Página:
* * * * * * *

Me sentía muy extraño. Era cerca de las 7 de la noche. Había salido, con mi maleta, una noche Bogotana, tan fría como siempre, en esta ciudad que se encuentra a 2.600 metros sobre el nivel del mar. El destino: una de las fabricas de acero más importantes del país de aquella época. Acerías Paz del Río, emporio económico, resultado de épocas tempranas de industrialización, en un país cerrado al comercio internacional con muy pocas oportunidades de competir internacionalmente.
Industrias como esta, hechas a pulso de emprendedores que, con la ayuda de un Estado protector, se aseguraba el mercado nacional, de manera que, por la vía del monopolio, lograba precios y clientes suficientes para sostenerse y crecer, mediocremente, pues ese proteccionismo hacia que los industriales redujeran su riesgo y no se estimularan a modernizar sus inversiones, hechas con activos, en muchos casos, ya depreciados en el mundo desarrollado.
A estas alturas, yo era un estudiante de ingeniería que se proponía hacer su práctica empresarial en aquella factoría que no sabía dónde quedaba ni cómo se llegaba. Solamente tenía la referencia de que quedaba al norte de la Sabana Cundiboyacense y que, para llegar allí, debía buscar el bus intermunicipal que me llevara a mi destino, sin saber que me enfrentaba al primer fracaso profesional de mi vida, antes de empezar a trabajar.
Los vehículos de transporte ínter municipal no eran tan cómodos como los que hoy existen. Sus sillas eran muy estrechas, sus carrocerías muy desajustadas y la suspensión extremadamente dura.
Este viaje nocturno amenazaba ser muy incómodo. El conductor me habló de un viaje de unas 6 horas.
Estaba muy nervioso. Mi padre, se había contactado con amigo de la empresa, con el fin de que me brindara la oportunidad de trabajar allí. Por ello, llevaba, dentro de mis pertenencias, la carta de recomendación de mi padre, unas mudas de ropa y el dinero suficiente para poder subsistir en medio de limitaciones propias de un hijo de familia de clase media que, por esos tiempos, no se podía dar los lujos de los de hoy.

* * * * * * *

Información extraída:
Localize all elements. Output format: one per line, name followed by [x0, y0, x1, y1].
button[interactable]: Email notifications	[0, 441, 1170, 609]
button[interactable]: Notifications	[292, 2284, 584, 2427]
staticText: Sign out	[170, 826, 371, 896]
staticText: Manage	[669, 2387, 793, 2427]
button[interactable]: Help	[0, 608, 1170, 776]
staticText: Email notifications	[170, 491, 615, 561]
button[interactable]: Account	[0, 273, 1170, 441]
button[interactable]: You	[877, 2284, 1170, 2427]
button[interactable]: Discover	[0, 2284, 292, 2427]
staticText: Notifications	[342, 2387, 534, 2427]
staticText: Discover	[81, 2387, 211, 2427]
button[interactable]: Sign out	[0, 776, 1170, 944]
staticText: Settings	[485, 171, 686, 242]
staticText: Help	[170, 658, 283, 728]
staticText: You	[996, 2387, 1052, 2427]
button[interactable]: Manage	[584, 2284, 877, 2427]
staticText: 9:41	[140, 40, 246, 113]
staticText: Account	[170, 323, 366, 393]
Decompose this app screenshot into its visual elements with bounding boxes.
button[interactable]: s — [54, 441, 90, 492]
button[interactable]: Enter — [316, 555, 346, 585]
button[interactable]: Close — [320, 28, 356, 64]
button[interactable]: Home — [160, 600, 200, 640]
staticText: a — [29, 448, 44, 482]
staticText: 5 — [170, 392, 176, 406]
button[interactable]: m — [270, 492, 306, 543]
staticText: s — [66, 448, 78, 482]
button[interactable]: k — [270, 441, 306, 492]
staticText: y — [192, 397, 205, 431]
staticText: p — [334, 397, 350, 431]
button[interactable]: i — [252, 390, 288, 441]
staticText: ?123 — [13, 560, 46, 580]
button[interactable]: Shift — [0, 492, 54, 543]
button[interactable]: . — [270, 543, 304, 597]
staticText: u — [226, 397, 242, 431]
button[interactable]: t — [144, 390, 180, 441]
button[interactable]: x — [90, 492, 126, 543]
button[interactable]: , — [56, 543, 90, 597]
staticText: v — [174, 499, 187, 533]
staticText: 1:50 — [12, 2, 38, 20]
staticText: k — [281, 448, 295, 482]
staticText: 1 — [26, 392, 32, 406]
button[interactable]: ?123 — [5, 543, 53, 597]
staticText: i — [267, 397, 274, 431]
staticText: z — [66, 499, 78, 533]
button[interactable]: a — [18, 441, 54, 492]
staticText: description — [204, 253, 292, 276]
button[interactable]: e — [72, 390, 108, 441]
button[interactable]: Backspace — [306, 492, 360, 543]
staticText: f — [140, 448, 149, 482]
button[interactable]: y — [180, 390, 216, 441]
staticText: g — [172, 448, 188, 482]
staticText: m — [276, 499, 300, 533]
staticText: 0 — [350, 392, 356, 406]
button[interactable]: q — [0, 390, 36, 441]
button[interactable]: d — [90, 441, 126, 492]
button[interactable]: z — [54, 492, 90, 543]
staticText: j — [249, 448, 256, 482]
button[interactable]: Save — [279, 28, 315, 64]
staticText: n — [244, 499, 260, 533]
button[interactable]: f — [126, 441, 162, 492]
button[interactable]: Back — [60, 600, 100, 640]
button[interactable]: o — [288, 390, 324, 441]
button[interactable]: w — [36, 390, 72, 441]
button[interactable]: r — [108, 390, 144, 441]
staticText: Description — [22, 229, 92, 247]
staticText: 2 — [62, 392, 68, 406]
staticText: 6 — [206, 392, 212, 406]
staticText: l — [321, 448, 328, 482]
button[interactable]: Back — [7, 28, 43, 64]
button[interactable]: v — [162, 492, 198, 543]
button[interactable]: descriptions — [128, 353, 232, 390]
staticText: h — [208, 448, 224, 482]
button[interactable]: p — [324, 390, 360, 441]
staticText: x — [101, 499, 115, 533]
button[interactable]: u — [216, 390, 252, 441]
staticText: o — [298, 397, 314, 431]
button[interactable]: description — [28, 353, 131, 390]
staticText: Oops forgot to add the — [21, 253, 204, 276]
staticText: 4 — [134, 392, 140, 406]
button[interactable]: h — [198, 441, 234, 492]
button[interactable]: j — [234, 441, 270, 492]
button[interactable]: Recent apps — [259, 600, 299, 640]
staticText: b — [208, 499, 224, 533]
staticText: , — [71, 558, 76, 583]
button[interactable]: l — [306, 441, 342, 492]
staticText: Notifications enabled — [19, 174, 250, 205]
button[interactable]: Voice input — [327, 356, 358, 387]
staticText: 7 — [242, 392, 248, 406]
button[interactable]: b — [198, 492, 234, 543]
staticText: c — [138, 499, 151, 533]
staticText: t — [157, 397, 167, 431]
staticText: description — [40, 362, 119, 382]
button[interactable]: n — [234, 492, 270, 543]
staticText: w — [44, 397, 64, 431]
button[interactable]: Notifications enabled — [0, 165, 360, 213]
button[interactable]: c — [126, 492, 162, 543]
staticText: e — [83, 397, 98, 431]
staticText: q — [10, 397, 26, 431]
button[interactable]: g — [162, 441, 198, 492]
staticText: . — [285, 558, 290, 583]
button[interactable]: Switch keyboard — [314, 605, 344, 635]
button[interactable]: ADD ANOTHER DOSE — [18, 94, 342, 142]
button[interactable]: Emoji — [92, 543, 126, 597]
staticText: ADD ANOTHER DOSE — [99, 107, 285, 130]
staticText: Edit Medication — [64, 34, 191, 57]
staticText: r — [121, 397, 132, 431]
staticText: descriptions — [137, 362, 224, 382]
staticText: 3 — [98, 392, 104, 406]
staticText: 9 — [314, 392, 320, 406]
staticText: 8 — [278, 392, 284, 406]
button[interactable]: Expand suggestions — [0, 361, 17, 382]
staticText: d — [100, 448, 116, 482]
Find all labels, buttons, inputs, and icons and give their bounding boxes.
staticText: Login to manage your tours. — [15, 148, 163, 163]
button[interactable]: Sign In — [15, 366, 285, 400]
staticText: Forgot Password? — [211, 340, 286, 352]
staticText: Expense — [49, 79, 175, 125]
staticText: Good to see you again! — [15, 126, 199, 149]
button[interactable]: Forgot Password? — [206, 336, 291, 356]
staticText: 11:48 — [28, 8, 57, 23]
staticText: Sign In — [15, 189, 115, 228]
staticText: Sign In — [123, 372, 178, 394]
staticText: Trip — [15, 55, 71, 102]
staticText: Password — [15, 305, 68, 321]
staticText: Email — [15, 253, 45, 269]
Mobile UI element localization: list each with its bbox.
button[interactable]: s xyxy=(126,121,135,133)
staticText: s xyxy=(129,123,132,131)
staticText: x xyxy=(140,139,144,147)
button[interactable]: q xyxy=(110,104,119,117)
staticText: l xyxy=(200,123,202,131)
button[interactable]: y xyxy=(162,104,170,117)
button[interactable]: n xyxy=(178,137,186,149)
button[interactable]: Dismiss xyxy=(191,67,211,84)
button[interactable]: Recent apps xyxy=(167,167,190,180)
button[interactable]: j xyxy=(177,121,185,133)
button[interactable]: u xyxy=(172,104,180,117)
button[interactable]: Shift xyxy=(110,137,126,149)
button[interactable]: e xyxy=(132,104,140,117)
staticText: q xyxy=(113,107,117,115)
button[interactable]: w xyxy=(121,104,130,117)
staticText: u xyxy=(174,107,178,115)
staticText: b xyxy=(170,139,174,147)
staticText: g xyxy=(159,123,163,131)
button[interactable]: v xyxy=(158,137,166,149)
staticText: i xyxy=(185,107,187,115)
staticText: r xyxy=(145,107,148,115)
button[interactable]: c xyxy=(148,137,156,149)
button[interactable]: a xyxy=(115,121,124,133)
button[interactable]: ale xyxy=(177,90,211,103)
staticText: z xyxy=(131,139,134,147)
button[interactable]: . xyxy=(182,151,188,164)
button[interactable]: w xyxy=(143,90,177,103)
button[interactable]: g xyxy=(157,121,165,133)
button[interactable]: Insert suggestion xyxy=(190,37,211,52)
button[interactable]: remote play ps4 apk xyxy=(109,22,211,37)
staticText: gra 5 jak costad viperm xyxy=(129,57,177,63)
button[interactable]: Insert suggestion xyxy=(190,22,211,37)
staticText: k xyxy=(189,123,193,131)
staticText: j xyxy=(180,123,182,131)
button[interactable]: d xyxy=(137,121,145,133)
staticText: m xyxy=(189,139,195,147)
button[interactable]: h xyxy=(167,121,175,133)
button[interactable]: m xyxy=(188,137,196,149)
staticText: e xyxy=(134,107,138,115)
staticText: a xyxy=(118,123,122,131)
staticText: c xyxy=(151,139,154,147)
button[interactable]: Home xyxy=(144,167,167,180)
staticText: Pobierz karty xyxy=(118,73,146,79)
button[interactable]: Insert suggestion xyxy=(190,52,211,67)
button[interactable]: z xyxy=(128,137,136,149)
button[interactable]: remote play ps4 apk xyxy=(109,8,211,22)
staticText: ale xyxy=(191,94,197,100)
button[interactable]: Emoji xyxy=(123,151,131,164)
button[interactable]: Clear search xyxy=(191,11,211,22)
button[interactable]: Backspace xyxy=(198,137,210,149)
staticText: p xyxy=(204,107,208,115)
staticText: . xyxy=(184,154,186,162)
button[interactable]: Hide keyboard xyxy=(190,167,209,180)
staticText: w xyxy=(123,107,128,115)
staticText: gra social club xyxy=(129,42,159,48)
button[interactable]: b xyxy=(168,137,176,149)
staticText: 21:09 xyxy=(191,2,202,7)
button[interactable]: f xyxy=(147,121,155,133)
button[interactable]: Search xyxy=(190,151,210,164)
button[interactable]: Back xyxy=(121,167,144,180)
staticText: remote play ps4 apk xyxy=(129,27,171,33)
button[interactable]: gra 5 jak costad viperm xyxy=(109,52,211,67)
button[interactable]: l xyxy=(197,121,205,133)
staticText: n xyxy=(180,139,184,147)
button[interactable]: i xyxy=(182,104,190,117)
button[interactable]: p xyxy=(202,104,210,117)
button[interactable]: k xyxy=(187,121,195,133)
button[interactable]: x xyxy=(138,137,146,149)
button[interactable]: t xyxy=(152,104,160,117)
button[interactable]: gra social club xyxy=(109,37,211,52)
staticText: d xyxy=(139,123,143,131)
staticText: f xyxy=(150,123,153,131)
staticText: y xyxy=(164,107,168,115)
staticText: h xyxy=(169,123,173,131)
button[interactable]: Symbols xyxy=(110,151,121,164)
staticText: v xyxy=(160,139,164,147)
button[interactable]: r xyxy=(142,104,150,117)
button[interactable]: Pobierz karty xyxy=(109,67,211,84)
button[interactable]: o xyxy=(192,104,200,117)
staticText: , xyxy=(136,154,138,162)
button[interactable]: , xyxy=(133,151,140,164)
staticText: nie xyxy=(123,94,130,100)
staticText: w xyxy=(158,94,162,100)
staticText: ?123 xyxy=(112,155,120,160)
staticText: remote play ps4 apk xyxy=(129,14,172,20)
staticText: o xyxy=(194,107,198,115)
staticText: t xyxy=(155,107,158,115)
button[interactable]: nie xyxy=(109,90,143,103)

* * * * * * *

Ejercicio 1: En el relato del viaje a Acerías Paz del Río, ¿cuánto tiempo dijo el conductor que duraría el trayecto?
Ejercicio 2: Prosigue el relato del viaje a Acerías Paz del Río a partir de su última oración.

Respuesta escrita 1: Unas 6 horas.

Respuesta escrita 2:
La clase media tenía, en aquellos tiempos, que hacer malabares para poder subsistir.
Los buses que iban a otras ciudades, hacia el norte del país, pasaban por la carrera 24 con calle 75. Muy cerca de mi casa, que, en aquella época, quedaba en algo así como un suburbio de Bogotá. No había ninguna herramienta tecnológica disponible, para planear la ruta. Por tanto, decidí parar cuanto bus pasaba y preguntarle si iba o pasaba por Paz del Río.
Al fin, después de dos largas horas, uno de tantos buses ¡sí iba para Paz del Río!
Empezaba la primera parte de esta historia que quiero compartir.
El cansancio me invitaba a dormir.
La noche era muy oscura y mientras avanzaba por la troncal del norte de Bogotá, las pocas luces que se veían en la vía, desaparecían lentamente y cada vez eran más escasas por la niebla que empezaba a dificultar la visibilidad del conductor y de los pocos pasajeros que aún no podíamos conciliar el sueño.
Mi pensamiento recorría las historias que en la universidad, en las clases de ciencias sociales, había podido conocer de la industrialización temprana del país a finales de siglo XIX, cuando se desarrolló, en medio de la violencia tradicional de aquella época, la primera red ferroviaria que unía al país con las regiones más importantes del oeste Colombiano.
Empresas como Los Ferrocarriles Nacionales y el Ferrocarril de Antioquia, que luego mantendría su nombre con la comercialización de relojes con su marca, le apostaban a la construcción de una red nacional de ferrocarriles que, guardadas las proporciones, pretendía emular las mega obras que, en este frente, habían logrado los EEUU, en lo que sería una red de infraestructura determinante para unir a un país fragmentado, resultado de una guerra civil, que si bien ganaron quienes defendían los derechos humanos, aún no logra sanar sus heridas.
La noche caía y, al fin, después de tanta ansiedad, empezaba a conciliar el sueño.
Desperté, cuando el conductor del bus anunciaba que nos acercábamos a nuestro destino. El frío era enorme, la oscuridad total y una que otra luz, de los escasos bombillos que se vislumbraban, dejaba entrever las casas muy pobres de una población escasa y muy deprimida.
Una vez el bus paró en lo que podría ser el centro de esta empobrecida población, pregunté al conductor hacia dónde me podía dirigir para llegar a la fábrica de Paz del Río.
Mi sorpresa fue increíble al recibir como respuesta que, si bien, el pueblo en que estábamos era de nombre Paz del Río, la factoría a la que yo me dirigía quedaba en otro lugar muy distinto, a varias horas de este pueblito, en otra población, llamada Belencito. Había equivocado el rumbo por falta de información y por no haber tenido la previsión de confirmar, correctamente, el camino ni el destino de mi viajes.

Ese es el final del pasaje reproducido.